** WORK REQUIRED **
In the material below, count the lines with the word "jumper" and state that number only.

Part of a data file
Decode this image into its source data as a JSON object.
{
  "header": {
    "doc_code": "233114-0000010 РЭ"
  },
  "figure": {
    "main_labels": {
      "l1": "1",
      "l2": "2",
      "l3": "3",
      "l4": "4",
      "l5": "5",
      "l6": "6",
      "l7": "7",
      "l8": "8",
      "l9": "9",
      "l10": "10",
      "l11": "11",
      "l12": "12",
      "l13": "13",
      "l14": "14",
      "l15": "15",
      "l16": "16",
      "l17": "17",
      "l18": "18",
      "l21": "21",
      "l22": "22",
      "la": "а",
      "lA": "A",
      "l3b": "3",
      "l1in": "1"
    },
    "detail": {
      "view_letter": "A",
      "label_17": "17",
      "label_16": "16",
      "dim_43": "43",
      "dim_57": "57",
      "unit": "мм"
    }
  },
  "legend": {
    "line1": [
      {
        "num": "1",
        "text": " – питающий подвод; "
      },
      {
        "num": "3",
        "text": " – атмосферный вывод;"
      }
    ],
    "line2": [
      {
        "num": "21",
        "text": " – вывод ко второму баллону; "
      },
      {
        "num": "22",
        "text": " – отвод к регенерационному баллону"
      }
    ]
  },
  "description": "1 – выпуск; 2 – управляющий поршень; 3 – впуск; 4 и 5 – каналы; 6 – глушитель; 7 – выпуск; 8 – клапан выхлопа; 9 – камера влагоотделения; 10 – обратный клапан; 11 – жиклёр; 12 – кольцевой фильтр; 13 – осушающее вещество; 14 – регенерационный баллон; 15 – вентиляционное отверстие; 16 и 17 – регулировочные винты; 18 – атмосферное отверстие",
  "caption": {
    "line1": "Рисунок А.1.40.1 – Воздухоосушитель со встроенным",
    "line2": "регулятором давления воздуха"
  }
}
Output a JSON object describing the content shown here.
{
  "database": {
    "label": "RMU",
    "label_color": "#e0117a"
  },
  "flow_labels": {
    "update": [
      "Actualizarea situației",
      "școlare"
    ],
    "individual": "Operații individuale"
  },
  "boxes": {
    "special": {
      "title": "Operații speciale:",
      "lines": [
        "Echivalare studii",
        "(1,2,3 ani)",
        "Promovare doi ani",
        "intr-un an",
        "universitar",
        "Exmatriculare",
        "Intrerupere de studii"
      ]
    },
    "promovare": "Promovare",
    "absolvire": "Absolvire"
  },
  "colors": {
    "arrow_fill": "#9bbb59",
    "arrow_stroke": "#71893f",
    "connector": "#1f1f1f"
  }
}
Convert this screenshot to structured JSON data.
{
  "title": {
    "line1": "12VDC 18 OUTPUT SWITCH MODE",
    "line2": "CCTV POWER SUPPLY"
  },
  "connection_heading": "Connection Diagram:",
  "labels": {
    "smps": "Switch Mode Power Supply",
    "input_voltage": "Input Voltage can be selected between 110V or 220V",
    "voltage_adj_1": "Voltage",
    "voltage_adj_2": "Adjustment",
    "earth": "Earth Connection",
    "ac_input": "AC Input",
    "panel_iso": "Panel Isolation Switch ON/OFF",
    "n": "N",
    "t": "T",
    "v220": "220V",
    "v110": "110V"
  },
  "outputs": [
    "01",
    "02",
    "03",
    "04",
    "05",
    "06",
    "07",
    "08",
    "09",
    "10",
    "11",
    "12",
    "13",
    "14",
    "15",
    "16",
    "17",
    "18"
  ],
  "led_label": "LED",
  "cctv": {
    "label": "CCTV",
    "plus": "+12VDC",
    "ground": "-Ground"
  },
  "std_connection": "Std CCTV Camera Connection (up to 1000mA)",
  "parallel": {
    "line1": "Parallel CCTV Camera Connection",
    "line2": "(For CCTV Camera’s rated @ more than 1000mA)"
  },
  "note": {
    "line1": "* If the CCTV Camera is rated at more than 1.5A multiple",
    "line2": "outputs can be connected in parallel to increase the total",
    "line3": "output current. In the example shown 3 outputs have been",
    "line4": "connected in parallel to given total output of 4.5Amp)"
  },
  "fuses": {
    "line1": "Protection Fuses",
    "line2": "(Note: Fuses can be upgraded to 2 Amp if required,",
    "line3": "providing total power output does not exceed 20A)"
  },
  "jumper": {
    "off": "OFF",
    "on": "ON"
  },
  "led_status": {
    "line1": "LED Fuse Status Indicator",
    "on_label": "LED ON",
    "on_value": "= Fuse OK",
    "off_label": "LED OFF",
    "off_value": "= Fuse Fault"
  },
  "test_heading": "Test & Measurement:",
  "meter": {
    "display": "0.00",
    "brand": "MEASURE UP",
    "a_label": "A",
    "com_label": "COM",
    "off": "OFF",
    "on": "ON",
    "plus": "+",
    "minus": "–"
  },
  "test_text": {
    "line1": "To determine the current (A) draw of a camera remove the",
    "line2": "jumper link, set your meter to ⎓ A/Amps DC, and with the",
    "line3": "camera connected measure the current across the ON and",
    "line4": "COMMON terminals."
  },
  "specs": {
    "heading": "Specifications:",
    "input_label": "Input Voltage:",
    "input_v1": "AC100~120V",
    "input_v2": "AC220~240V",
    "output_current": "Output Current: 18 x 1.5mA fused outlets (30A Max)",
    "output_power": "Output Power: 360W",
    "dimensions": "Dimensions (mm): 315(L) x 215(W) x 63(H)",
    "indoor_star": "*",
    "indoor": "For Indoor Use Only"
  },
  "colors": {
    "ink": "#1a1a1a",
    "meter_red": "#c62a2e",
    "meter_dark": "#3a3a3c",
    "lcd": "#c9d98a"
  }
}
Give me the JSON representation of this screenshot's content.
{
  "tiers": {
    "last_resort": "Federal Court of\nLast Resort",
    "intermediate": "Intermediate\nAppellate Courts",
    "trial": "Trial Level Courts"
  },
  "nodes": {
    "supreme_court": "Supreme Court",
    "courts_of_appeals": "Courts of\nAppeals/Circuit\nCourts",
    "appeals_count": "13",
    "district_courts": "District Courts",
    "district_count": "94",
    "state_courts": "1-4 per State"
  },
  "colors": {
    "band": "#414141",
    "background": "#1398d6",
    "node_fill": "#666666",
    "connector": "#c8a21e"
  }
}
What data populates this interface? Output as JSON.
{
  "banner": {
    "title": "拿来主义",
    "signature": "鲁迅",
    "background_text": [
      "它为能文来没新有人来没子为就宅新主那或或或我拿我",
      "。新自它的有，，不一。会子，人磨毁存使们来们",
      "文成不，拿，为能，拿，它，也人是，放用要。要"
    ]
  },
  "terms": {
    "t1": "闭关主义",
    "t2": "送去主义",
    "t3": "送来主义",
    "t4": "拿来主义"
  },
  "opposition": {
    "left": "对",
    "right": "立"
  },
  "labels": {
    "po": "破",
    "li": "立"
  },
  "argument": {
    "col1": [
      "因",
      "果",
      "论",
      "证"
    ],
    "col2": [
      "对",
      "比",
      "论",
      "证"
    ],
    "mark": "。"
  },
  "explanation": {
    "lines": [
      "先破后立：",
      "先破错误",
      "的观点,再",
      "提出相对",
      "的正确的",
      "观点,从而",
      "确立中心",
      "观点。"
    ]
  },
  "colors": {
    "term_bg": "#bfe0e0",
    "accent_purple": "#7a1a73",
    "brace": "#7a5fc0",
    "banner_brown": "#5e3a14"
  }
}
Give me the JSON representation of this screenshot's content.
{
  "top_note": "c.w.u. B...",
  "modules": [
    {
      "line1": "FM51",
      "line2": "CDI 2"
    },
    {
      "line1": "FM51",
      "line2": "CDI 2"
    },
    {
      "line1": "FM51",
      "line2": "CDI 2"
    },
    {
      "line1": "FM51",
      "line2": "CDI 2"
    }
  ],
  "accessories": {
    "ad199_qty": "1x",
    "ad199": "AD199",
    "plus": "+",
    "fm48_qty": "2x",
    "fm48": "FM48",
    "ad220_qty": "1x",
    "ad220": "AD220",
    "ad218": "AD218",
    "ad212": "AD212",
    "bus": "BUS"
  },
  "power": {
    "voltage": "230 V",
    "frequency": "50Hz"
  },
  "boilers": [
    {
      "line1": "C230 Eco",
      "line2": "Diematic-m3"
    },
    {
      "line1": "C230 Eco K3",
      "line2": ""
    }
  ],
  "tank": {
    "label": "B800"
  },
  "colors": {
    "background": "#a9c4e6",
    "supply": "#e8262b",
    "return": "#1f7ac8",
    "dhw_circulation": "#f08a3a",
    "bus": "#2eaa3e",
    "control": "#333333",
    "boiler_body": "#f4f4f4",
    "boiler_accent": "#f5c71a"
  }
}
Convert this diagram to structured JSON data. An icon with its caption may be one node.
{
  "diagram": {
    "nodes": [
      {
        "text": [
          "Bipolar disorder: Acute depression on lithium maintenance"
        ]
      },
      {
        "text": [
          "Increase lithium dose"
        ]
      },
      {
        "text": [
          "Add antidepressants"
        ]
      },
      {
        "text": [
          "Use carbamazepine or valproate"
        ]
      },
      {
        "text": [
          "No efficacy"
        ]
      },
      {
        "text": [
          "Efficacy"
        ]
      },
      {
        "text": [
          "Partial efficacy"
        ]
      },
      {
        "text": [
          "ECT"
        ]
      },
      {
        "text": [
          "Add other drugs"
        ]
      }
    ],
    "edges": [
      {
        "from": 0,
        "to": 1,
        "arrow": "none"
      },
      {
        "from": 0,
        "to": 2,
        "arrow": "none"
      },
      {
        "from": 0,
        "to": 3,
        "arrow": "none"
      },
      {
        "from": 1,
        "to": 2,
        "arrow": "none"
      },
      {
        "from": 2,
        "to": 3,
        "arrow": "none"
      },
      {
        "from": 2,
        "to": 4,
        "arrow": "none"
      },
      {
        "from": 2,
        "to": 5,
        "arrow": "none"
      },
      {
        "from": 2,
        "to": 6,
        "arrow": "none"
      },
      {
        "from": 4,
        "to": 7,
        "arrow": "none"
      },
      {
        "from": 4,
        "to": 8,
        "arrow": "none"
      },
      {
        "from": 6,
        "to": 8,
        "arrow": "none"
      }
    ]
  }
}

** EXERCISE RESPONSE **
2